Give every line of the data again, unchanged, but with no pictures.

━━━━━ Records to process

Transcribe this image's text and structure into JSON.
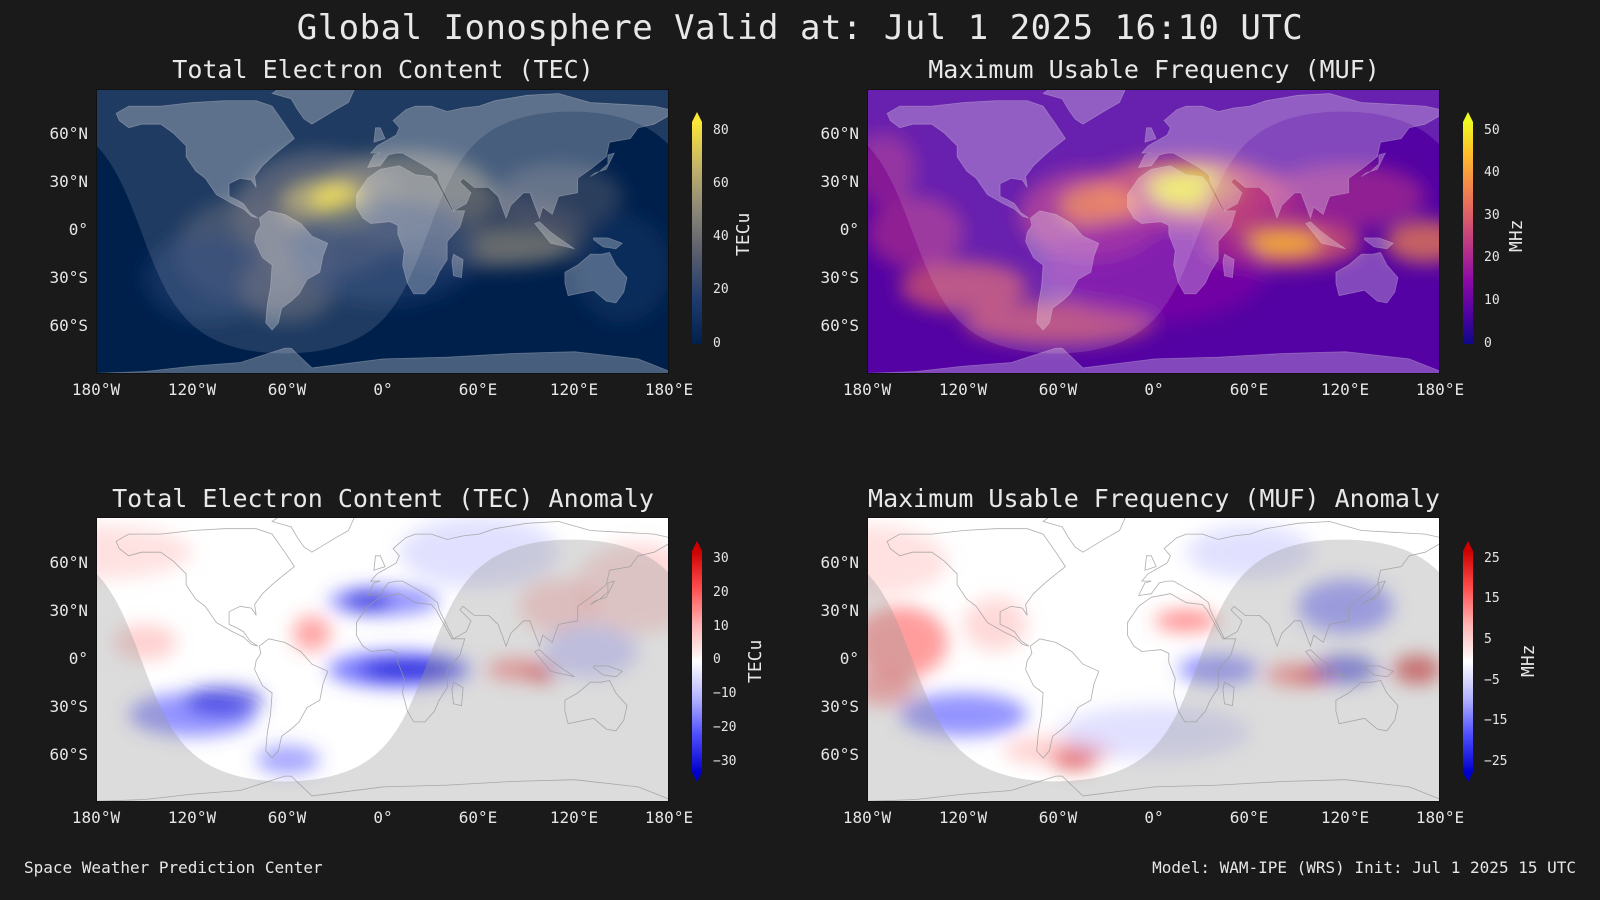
{
  "title": "Global Ionosphere Valid at: Jul 1 2025 16:10 UTC",
  "footer": {
    "left": "Space Weather Prediction Center",
    "right": "Model: WAM-IPE (WRS) Init: Jul 1 2025 15 UTC"
  },
  "lat_labels": [
    "60°N",
    "30°N",
    "0°",
    "30°S",
    "60°S"
  ],
  "lon_labels": [
    "180°W",
    "120°W",
    "60°W",
    "0°",
    "60°E",
    "120°E",
    "180°E"
  ],
  "panels": [
    {
      "title": "Total Electron Content (TEC)",
      "unit": "TECu",
      "colormap": "cividis",
      "ticks": [
        "80",
        "60",
        "40",
        "20",
        "0"
      ],
      "colors": [
        "#00204c",
        "#1f3b6e",
        "#575c6d",
        "#8a8678",
        "#c3b369",
        "#fde737"
      ]
    },
    {
      "title": "Maximum Usable Frequency (MUF)",
      "unit": "MHz",
      "colormap": "plasma",
      "ticks": [
        "50",
        "40",
        "30",
        "20",
        "10",
        "0"
      ],
      "colors": [
        "#0d0887",
        "#5402a3",
        "#8b0aa5",
        "#b83289",
        "#db5c68",
        "#f48849",
        "#febd2a",
        "#f0f921"
      ]
    },
    {
      "title": "Total Electron Content (TEC) Anomaly",
      "unit": "TECu",
      "colormap": "bwr",
      "ticks": [
        "30",
        "20",
        "10",
        "0",
        "−10",
        "−20",
        "−30"
      ],
      "colors": [
        "#0000cc",
        "#4d4dff",
        "#b3b3ff",
        "#ffffff",
        "#ffb3b3",
        "#ff4d4d",
        "#cc0000"
      ]
    },
    {
      "title": "Maximum Usable Frequency (MUF) Anomaly",
      "unit": "MHz",
      "colormap": "bwr",
      "ticks": [
        "25",
        "15",
        "5",
        "−5",
        "−15",
        "−25"
      ],
      "colors": [
        "#0000cc",
        "#4d4dff",
        "#b3b3ff",
        "#ffffff",
        "#ffb3b3",
        "#ff4d4d",
        "#cc0000"
      ]
    }
  ]
}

━━━━━━━━━━

__Output of the exercise__.
Transcribe this image's text and structure into JSON.
{
  "title": "Global Ionosphere Valid at: Jul 1 2025 16:10 UTC",
  "footer": {
    "left": "Space Weather Prediction Center",
    "right": "Model: WAM-IPE (WRS) Init: Jul 1 2025 15 UTC"
  },
  "lat_labels": [
    "60°N",
    "30°N",
    "0°",
    "30°S",
    "60°S"
  ],
  "lon_labels": [
    "180°W",
    "120°W",
    "60°W",
    "0°",
    "60°E",
    "120°E",
    "180°E"
  ],
  "panels": [
    {
      "title": "Total Electron Content (TEC)",
      "unit": "TECu",
      "colormap": "cividis",
      "ticks": [
        "80",
        "60",
        "40",
        "20",
        "0"
      ],
      "colors": [
        "#00204c",
        "#1f3b6e",
        "#575c6d",
        "#8a8678",
        "#c3b369",
        "#fde737"
      ]
    },
    {
      "title": "Maximum Usable Frequency (MUF)",
      "unit": "MHz",
      "colormap": "plasma",
      "ticks": [
        "50",
        "40",
        "30",
        "20",
        "10",
        "0"
      ],
      "colors": [
        "#0d0887",
        "#5402a3",
        "#8b0aa5",
        "#b83289",
        "#db5c68",
        "#f48849",
        "#febd2a",
        "#f0f921"
      ]
    },
    {
      "title": "Total Electron Content (TEC) Anomaly",
      "unit": "TECu",
      "colormap": "bwr",
      "ticks": [
        "30",
        "20",
        "10",
        "0",
        "−10",
        "−20",
        "−30"
      ],
      "colors": [
        "#0000cc",
        "#4d4dff",
        "#b3b3ff",
        "#ffffff",
        "#ffb3b3",
        "#ff4d4d",
        "#cc0000"
      ]
    },
    {
      "title": "Maximum Usable Frequency (MUF) Anomaly",
      "unit": "MHz",
      "colormap": "bwr",
      "ticks": [
        "25",
        "15",
        "5",
        "−5",
        "−15",
        "−25"
      ],
      "colors": [
        "#0000cc",
        "#4d4dff",
        "#b3b3ff",
        "#ffffff",
        "#ffb3b3",
        "#ff4d4d",
        "#cc0000"
      ]
    }
  ]
}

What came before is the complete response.